### Written task:
Say only how many lines contain the word "سجادیه".

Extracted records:
<<<<
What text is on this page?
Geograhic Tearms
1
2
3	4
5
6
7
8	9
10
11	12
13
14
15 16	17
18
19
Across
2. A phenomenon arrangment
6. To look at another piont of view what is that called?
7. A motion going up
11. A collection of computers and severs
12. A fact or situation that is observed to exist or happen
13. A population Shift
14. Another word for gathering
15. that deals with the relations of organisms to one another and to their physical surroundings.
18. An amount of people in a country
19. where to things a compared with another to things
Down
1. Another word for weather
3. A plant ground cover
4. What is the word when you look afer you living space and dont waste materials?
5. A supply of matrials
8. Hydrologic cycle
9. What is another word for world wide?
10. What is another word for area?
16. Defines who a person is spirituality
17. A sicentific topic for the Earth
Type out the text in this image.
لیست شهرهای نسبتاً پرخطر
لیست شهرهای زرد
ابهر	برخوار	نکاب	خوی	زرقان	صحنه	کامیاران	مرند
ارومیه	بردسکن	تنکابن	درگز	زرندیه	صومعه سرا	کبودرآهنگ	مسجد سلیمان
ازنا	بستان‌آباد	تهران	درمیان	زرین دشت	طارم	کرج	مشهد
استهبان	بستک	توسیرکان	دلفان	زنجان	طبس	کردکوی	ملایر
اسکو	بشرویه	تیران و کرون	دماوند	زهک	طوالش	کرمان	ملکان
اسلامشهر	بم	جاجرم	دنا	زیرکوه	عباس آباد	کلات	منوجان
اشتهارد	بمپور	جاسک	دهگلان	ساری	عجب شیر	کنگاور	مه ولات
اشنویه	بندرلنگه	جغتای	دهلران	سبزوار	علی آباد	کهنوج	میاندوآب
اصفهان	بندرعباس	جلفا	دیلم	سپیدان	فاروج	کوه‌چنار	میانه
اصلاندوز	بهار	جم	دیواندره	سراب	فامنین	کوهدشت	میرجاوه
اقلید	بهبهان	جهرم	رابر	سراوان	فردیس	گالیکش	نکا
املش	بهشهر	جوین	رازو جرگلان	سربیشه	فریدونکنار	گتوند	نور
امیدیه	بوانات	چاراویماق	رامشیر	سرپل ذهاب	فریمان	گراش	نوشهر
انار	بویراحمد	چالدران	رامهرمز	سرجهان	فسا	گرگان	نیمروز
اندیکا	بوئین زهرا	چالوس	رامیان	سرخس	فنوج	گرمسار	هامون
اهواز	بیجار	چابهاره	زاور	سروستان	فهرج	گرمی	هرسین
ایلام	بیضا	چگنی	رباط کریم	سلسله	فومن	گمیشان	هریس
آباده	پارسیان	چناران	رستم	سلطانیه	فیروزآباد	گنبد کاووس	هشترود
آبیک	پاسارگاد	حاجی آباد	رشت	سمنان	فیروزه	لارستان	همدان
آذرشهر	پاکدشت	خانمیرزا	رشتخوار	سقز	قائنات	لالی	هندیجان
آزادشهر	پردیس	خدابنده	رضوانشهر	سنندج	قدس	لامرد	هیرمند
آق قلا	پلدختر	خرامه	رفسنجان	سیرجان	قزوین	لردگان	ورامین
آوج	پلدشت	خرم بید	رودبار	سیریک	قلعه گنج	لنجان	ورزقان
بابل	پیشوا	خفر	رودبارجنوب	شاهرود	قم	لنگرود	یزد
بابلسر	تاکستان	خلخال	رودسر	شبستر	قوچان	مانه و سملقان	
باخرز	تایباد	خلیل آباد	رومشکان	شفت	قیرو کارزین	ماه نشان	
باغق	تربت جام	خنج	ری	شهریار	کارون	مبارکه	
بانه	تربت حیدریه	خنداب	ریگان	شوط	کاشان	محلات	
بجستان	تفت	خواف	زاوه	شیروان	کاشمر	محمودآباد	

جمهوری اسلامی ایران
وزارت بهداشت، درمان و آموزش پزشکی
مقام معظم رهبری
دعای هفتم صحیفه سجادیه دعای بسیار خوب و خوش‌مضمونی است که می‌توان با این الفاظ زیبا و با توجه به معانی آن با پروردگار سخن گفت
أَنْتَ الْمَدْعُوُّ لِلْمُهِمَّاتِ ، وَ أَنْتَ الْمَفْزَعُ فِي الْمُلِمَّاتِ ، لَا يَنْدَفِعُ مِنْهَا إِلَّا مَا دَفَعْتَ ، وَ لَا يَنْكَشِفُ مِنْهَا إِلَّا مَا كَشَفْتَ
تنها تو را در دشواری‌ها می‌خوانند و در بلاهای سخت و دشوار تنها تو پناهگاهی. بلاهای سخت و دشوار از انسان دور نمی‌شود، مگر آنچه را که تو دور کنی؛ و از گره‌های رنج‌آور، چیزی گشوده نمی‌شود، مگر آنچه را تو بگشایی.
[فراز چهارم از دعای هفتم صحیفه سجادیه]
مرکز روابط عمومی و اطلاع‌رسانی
>>>>
<<<<
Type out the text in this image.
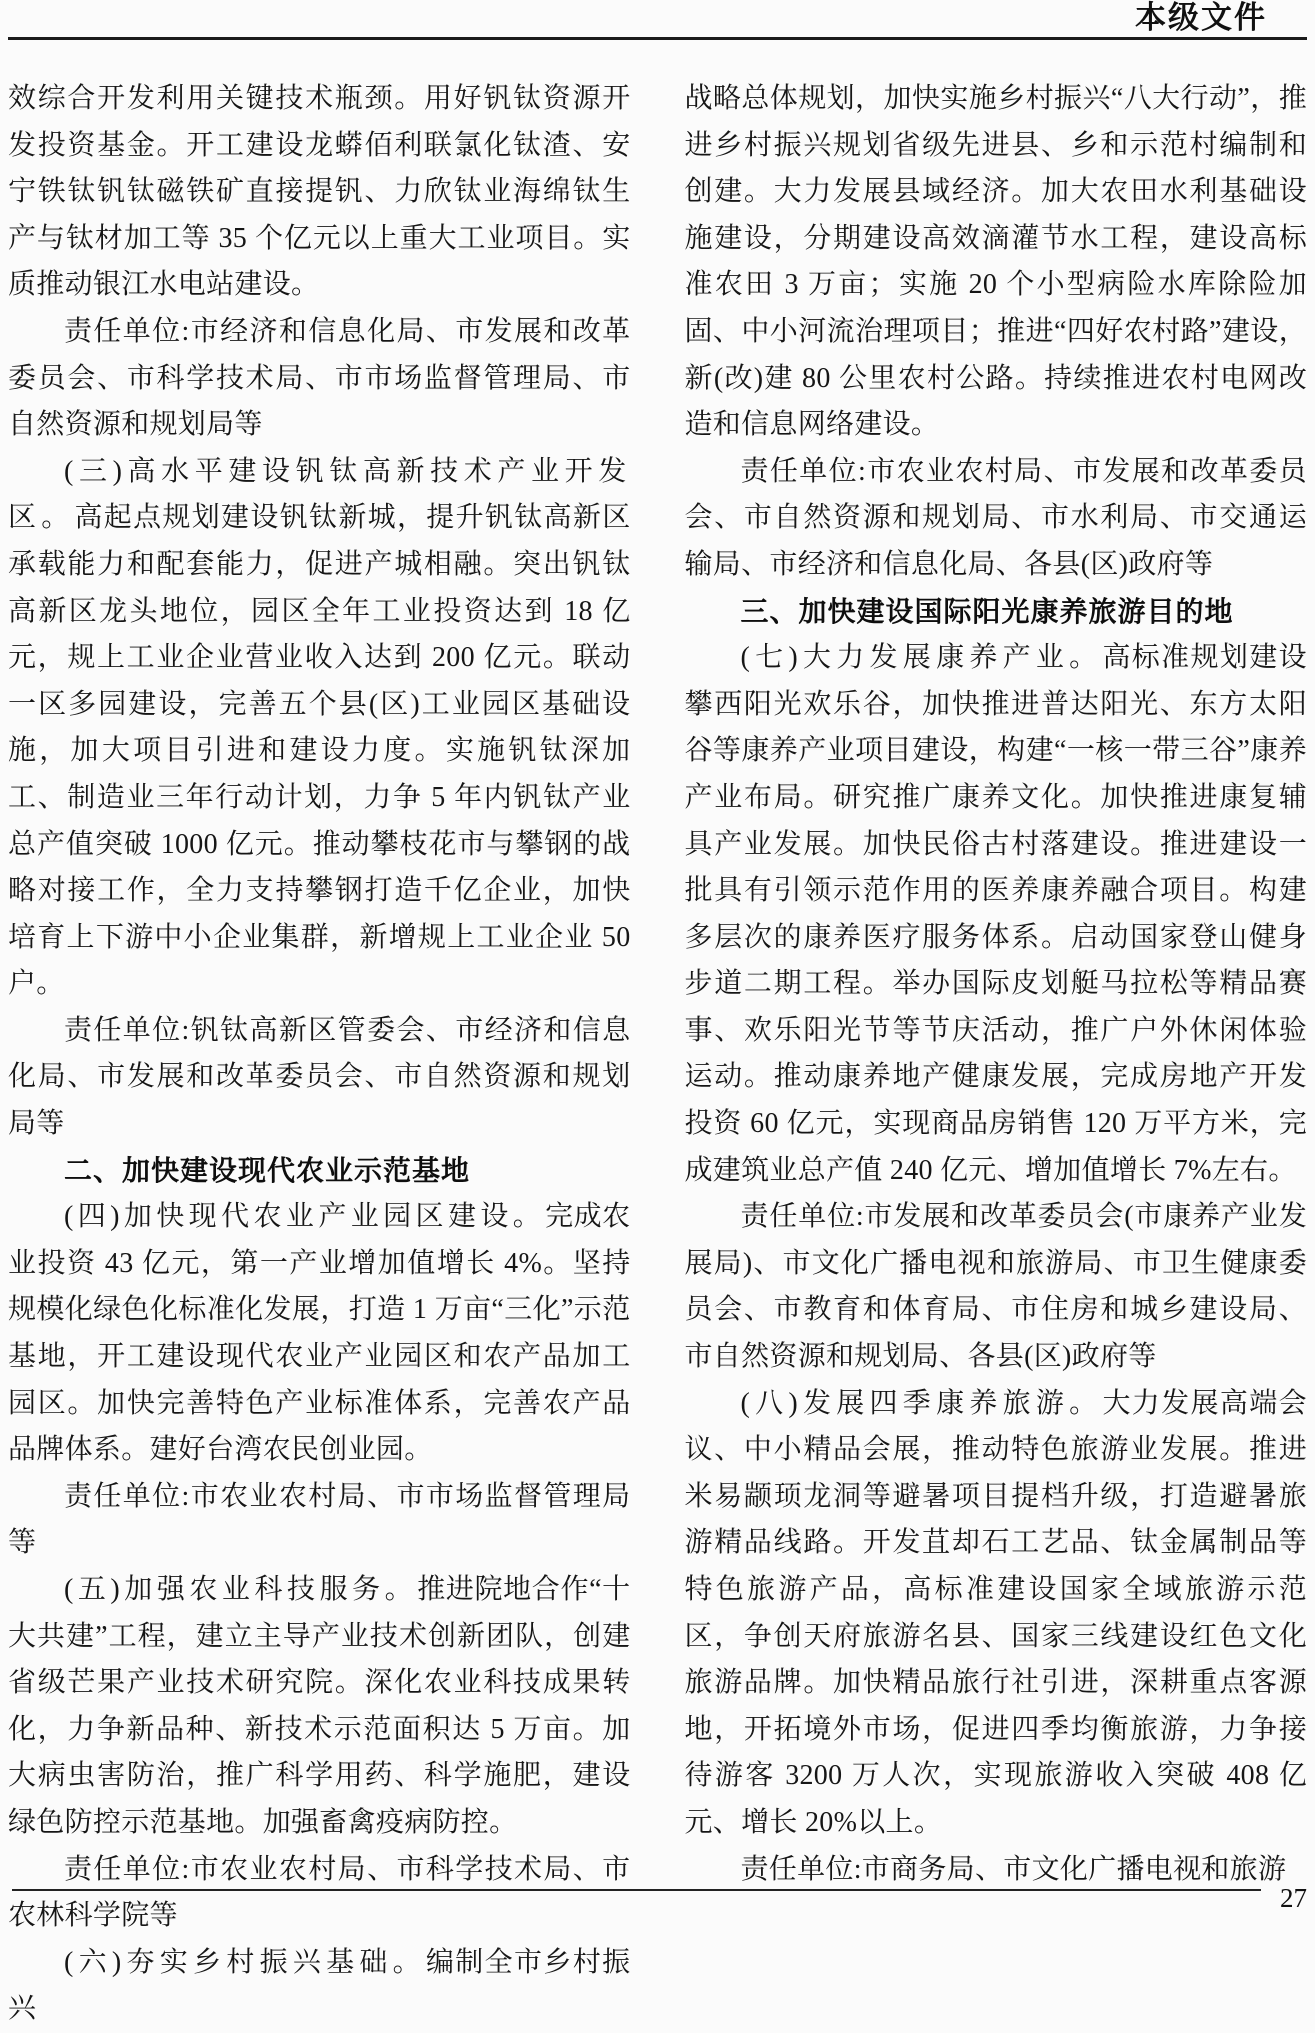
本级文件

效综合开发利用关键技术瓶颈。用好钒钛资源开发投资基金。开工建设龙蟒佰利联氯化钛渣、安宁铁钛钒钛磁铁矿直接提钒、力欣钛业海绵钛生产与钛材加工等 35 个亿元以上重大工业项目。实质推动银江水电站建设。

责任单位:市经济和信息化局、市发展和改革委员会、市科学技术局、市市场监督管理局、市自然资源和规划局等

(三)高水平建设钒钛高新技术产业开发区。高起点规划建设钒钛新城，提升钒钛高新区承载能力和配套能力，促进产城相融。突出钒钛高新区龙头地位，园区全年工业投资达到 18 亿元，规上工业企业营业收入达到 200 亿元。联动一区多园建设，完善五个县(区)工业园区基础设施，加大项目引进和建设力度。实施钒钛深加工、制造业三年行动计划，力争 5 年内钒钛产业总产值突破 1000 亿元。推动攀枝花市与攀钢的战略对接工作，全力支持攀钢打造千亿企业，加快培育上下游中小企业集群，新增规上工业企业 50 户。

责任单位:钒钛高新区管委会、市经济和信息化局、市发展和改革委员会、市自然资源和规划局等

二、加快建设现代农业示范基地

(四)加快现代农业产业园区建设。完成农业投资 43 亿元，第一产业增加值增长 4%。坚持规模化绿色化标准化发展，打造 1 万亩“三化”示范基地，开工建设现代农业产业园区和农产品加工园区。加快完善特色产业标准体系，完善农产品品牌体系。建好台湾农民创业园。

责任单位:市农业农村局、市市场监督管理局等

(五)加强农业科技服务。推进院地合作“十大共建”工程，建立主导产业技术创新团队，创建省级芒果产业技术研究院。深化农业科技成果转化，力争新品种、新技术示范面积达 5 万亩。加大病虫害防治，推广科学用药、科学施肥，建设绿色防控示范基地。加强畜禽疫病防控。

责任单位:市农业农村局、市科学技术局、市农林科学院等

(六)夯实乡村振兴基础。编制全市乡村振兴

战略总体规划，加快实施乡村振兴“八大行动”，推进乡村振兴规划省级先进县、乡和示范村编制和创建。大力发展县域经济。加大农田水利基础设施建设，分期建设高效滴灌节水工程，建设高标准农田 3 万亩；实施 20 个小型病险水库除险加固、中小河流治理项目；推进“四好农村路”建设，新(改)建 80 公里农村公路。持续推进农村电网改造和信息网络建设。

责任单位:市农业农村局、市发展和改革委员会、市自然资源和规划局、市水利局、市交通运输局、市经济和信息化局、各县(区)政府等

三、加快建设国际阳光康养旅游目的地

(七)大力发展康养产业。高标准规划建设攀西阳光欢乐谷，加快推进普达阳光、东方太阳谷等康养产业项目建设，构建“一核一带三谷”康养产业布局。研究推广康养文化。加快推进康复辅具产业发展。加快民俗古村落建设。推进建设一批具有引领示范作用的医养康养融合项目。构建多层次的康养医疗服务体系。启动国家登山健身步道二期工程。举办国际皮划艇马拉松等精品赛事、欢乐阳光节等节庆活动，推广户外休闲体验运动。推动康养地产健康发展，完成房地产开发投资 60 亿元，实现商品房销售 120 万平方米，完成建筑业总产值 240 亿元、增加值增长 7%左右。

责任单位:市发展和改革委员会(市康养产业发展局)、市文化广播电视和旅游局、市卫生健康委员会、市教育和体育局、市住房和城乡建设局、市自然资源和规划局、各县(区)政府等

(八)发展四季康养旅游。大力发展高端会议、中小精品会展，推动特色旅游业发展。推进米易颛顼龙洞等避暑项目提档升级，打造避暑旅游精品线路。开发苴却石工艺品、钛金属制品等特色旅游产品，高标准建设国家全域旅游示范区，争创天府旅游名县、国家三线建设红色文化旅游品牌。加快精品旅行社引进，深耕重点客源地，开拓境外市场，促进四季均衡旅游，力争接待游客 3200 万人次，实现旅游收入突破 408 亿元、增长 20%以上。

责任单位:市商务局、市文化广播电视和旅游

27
>>>>
### Solution below:
2